** start Working data **

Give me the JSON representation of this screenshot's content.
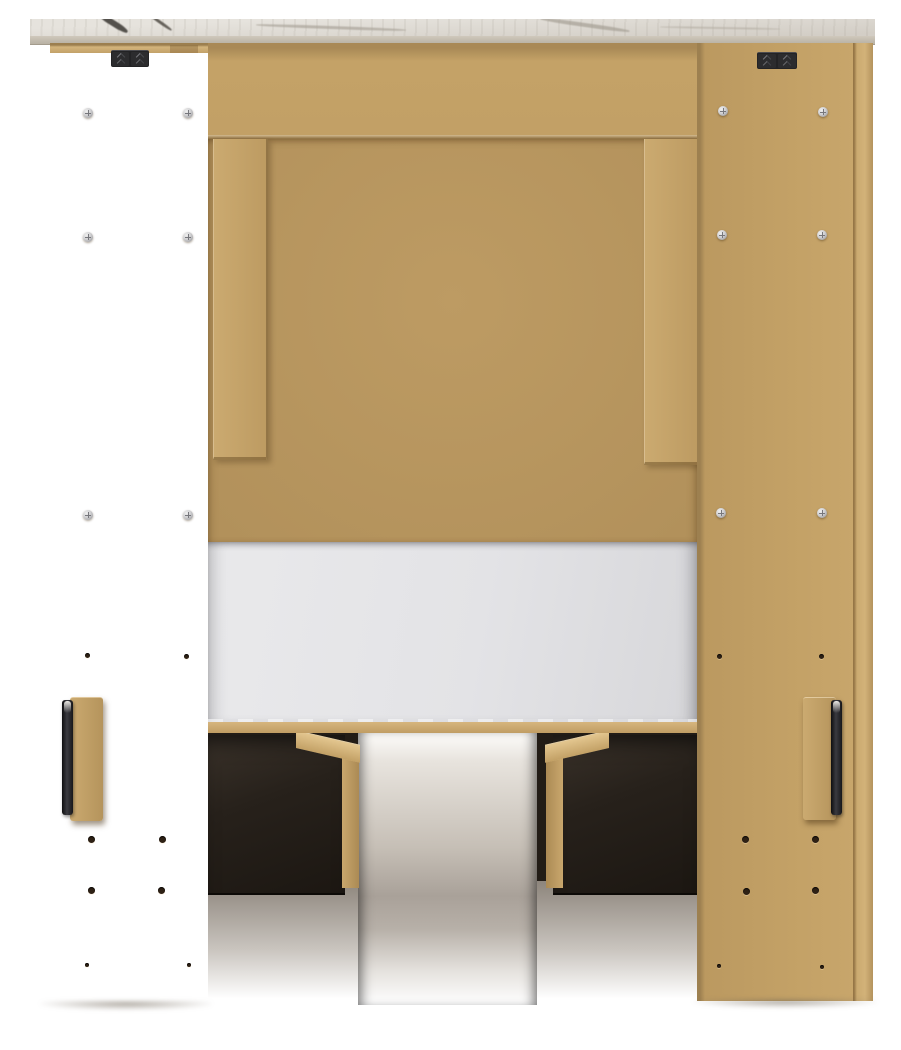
{
  "meta": {
    "description": "Back view product photograph of a panel bed with bookcase headboard, marble-look top panel and two under-bed storage drawers",
    "image_type": "furniture-product-photo",
    "visible_text": ""
  },
  "components": {
    "top_panel": "marble-look top panel",
    "top_edge_strip": "panel top edge",
    "back_rail": "upper back rail",
    "back_panel": "center back panel",
    "battens": "vertical mounting battens",
    "left_side_panel": "left side panel",
    "right_side_panel": "right side panel",
    "brackets": "black metal connector brackets",
    "screws": "silver phillips screws",
    "holes": "pre-drilled pilot holes",
    "mattress": "white mattress",
    "platform_deck": "platform deck edge",
    "drawers": "dark under-bed storage drawers",
    "drawer_runners": "wood drawer runners",
    "handle_blocks": "wood handle mounting blocks",
    "handle_bars": "dark metal handle rails",
    "floor": "studio floor"
  },
  "counts": {
    "screws": 12,
    "pilot_holes": 16,
    "drawers": 2,
    "brackets": 2,
    "battens": 2,
    "handles": 2
  },
  "colors": {
    "background": "#ffffff",
    "marble_top": "#e6e3dd",
    "marble_shade": "#d3cec6",
    "marble_edge": "#cfc8bc",
    "vein_dark": "#45423d",
    "vein_soft": "#aaa49a",
    "top_edge_strip": "#d3b47c",
    "mdf": "#c4a267",
    "mdf_light": "#cbaa70",
    "mdf_dark": "#a88956",
    "panel_center": "#bd9b63",
    "bracket_dark": "#232325",
    "screw_silver": "#cfcfd1",
    "hole_dark": "#2e2115",
    "mattress": "#e9e9eb",
    "mattress_shade": "#d7d7da",
    "deck": "#d6b57e",
    "under_dark": "#221c16",
    "drawer_front": "#27211b",
    "runner": "#c9a76d",
    "floor": "#8d857c",
    "handle_dark": "#3a3a40"
  }
}
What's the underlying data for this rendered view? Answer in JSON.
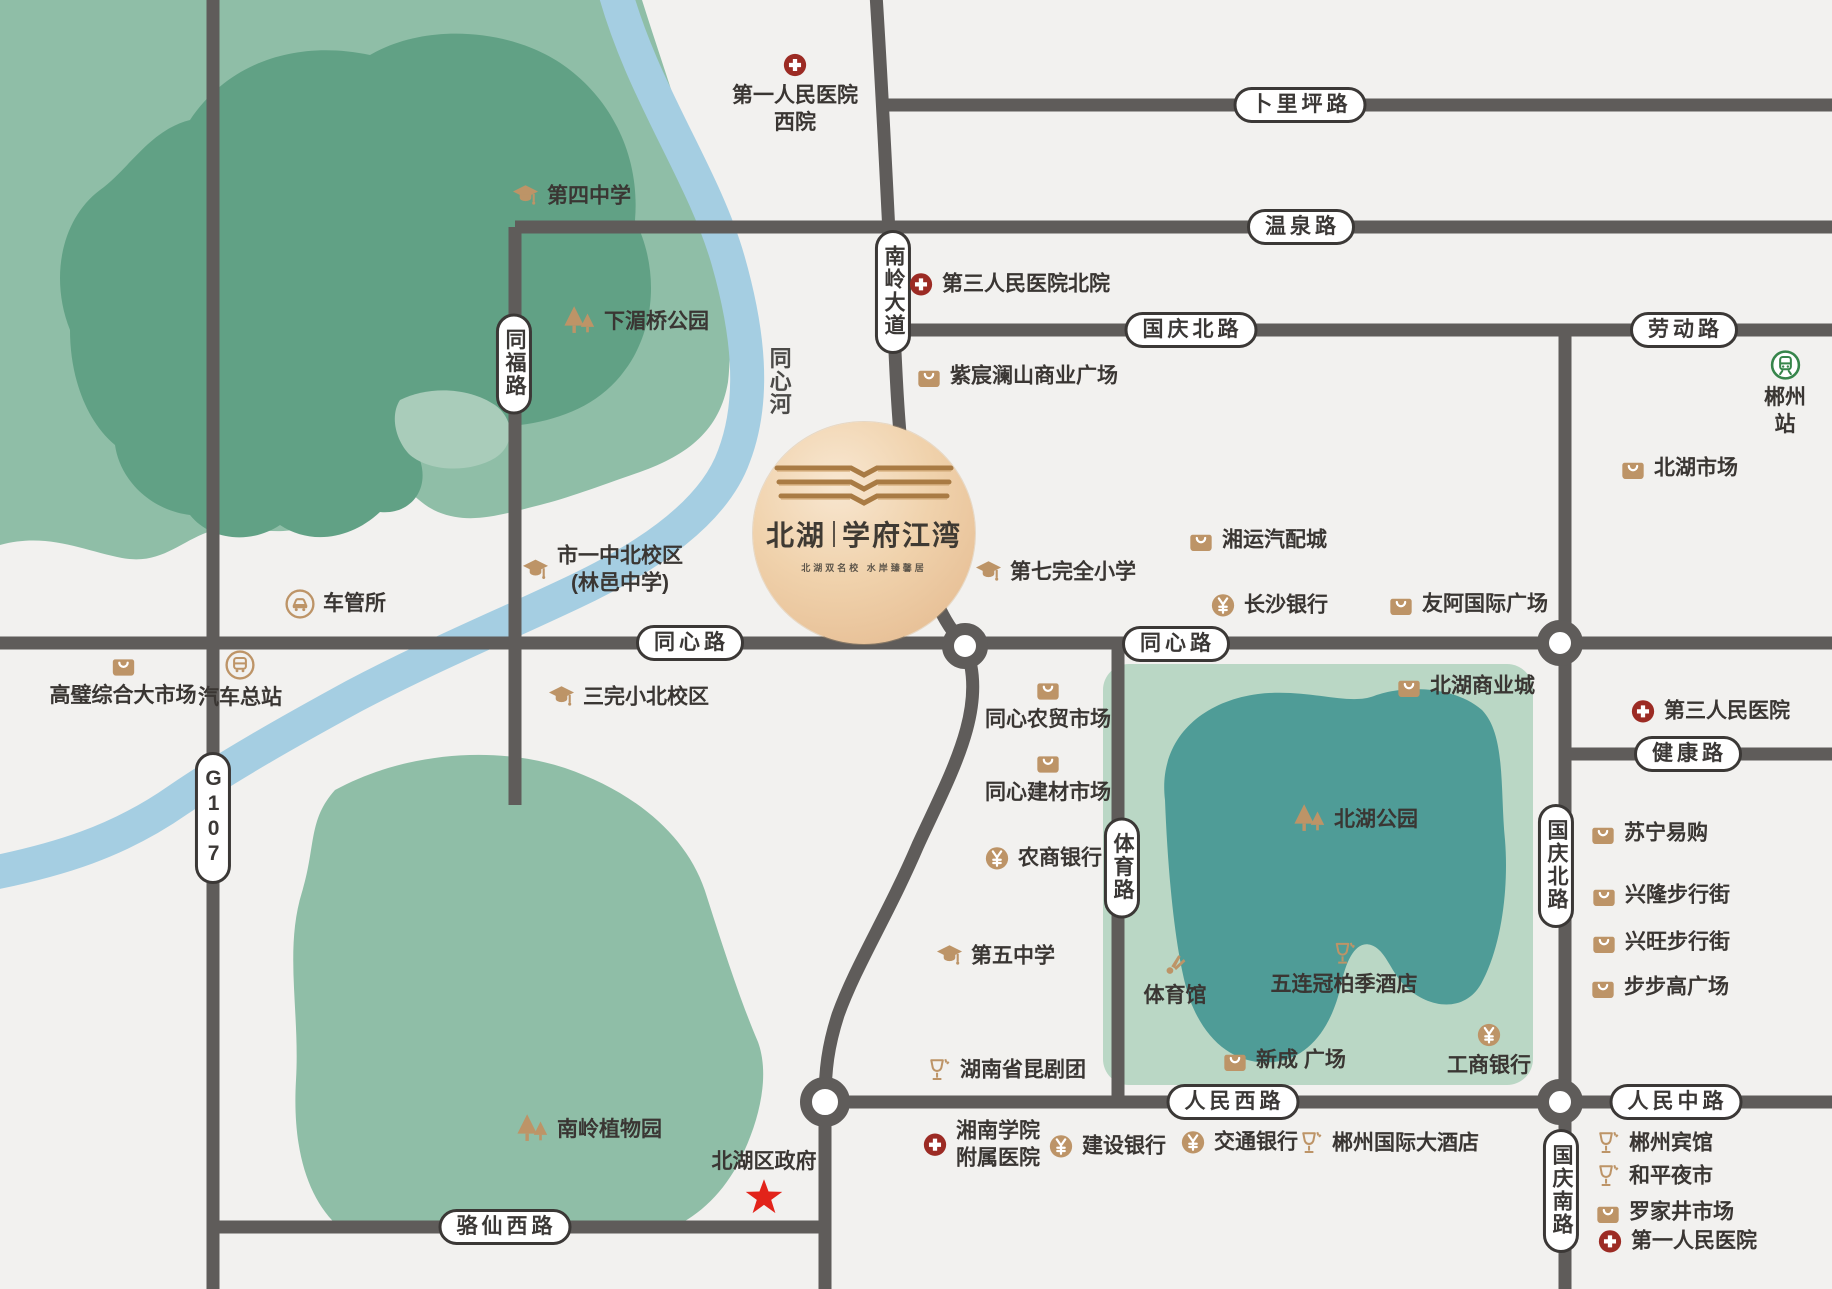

** end Working data **

What the exercise asks :: Above are several records. Count the lines among them that contain "screws" and give only the total.

Exercise output :: 2